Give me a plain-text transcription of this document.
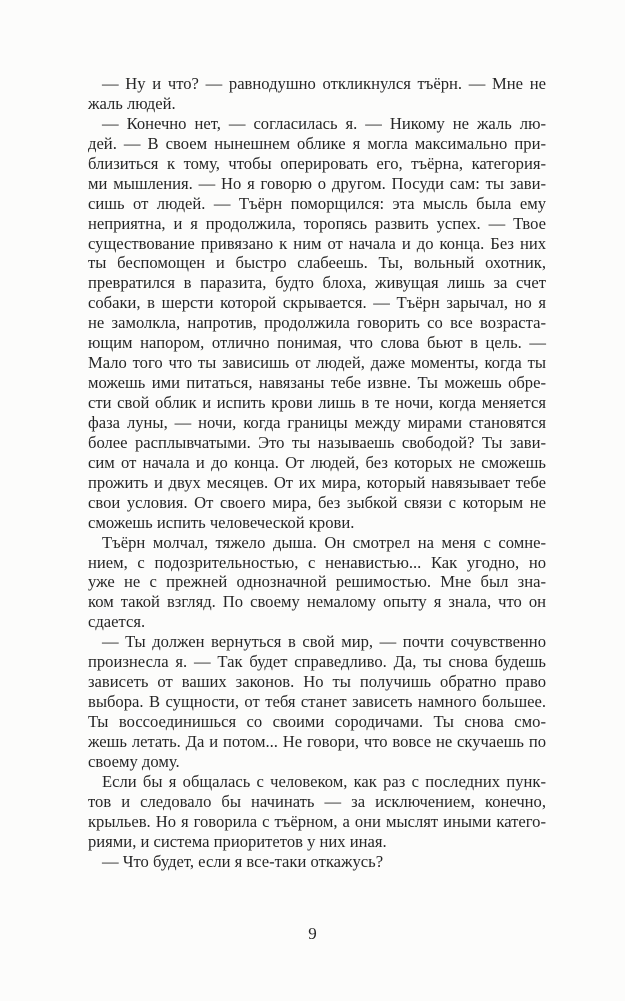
— Ну и что? — равнодушно откликнулся тъёрн. — Мне не
жаль людей.
— Конечно нет, — согласилась я. — Никому не жаль лю-
дей. — В своем нынешнем облике я могла максимально при-
близиться к тому, чтобы оперировать его, тъёрна, категория-
ми мышления. — Но я говорю о другом. Посуди сам: ты зави-
сишь от людей. — Тъёрн поморщился: эта мысль была ему
неприятна, и я продолжила, торопясь развить успех. — Твое
существование привязано к ним от начала и до конца. Без них
ты беспомощен и быстро слабеешь. Ты, вольный охотник,
превратился в паразита, будто блоха, живущая лишь за счет
собаки, в шерсти которой скрывается. — Тъёрн зарычал, но я
не замолкла, напротив, продолжила говорить со все возраста-
ющим напором, отлично понимая, что слова бьют в цель. —
Мало того что ты зависишь от людей, даже моменты, когда ты
можешь ими питаться, навязаны тебе извне. Ты можешь обре-
сти свой облик и испить крови лишь в те ночи, когда меняется
фаза луны, — ночи, когда границы между мирами становятся
более расплывчатыми. Это ты называешь свободой? Ты зави-
сим от начала и до конца. От людей, без которых не сможешь
прожить и двух месяцев. От их мира, который навязывает тебе
свои условия. От своего мира, без зыбкой связи с которым не
сможешь испить человеческой крови.
Тъёрн молчал, тяжело дыша. Он смотрел на меня с сомне-
нием, с подозрительностью, с ненавистью... Как угодно, но
уже не с прежней однозначной решимостью. Мне был зна-
ком такой взгляд. По своему немалому опыту я знала, что он
сдается.
— Ты должен вернуться в свой мир, — почти сочувственно
произнесла я. — Так будет справедливо. Да, ты снова будешь
зависеть от ваших законов. Но ты получишь обратно право
выбора. В сущности, от тебя станет зависеть намного большее.
Ты воссоединишься со своими сородичами. Ты снова смо-
жешь летать. Да и потом... Не говори, что вовсе не скучаешь по
своему дому.
Если бы я общалась с человеком, как раз с последних пунк-
тов и следовало бы начинать — за исключением, конечно,
крыльев. Но я говорила с тъёрном, а они мыслят иными катего-
риями, и система приоритетов у них иная.
— Что будет, если я все-таки откажусь?
9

◆ Short problem ◆
From the records above, copy every line that holds the word "испить".

◆ The reply ◆
сти свой облик и испить крови лишь в те ночи, когда меняется
сможешь испить человеческой крови.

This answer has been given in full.